**Exercise goal**
Copy every line that holds "mais".

**Records shown**
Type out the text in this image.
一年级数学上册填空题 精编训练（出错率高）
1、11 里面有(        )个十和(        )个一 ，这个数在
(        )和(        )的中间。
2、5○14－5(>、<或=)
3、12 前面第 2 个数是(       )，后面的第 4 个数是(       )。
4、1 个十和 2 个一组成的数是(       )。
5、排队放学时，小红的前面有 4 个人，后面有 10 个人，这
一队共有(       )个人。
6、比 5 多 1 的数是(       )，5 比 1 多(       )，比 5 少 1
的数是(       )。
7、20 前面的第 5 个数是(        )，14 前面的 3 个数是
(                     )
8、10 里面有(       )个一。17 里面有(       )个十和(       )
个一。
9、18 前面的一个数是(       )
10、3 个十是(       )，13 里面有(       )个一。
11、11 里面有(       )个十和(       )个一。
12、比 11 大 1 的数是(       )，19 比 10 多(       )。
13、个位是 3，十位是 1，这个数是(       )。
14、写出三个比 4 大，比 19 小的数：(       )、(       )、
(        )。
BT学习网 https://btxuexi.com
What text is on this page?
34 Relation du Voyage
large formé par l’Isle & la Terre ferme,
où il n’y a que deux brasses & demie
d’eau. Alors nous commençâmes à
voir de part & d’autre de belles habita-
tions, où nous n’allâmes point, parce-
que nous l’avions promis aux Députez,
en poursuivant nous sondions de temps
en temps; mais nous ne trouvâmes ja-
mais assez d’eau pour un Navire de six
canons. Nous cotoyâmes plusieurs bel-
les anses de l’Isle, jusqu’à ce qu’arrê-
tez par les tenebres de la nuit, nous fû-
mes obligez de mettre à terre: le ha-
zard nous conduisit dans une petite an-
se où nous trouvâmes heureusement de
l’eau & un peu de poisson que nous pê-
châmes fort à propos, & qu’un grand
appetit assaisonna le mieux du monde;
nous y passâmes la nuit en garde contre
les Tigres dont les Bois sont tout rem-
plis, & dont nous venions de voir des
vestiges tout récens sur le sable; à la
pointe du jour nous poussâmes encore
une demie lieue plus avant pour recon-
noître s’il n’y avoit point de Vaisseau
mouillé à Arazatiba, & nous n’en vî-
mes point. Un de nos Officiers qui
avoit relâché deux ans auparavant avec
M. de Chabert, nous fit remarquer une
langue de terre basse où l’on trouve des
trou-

**Written solution**
en temps; mais nous ne trouvâmes ja-
mais assez d’eau pour un Navire de six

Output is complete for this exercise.